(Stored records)
* START *

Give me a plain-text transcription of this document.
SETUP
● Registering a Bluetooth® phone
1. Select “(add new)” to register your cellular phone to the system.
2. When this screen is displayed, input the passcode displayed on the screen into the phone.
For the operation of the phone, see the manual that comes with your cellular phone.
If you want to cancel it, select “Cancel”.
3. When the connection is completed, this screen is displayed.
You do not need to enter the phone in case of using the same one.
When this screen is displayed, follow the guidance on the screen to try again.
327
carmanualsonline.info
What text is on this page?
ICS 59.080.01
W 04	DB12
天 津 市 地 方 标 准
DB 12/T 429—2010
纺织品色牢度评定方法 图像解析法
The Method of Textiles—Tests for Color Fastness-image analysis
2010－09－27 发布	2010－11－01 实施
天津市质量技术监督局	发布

* END *

## EXERCISE OBJECTIVE
Give only the number of lines in the records that contain the string "your".

## SOLUTION FOR THIS PROBLEM
2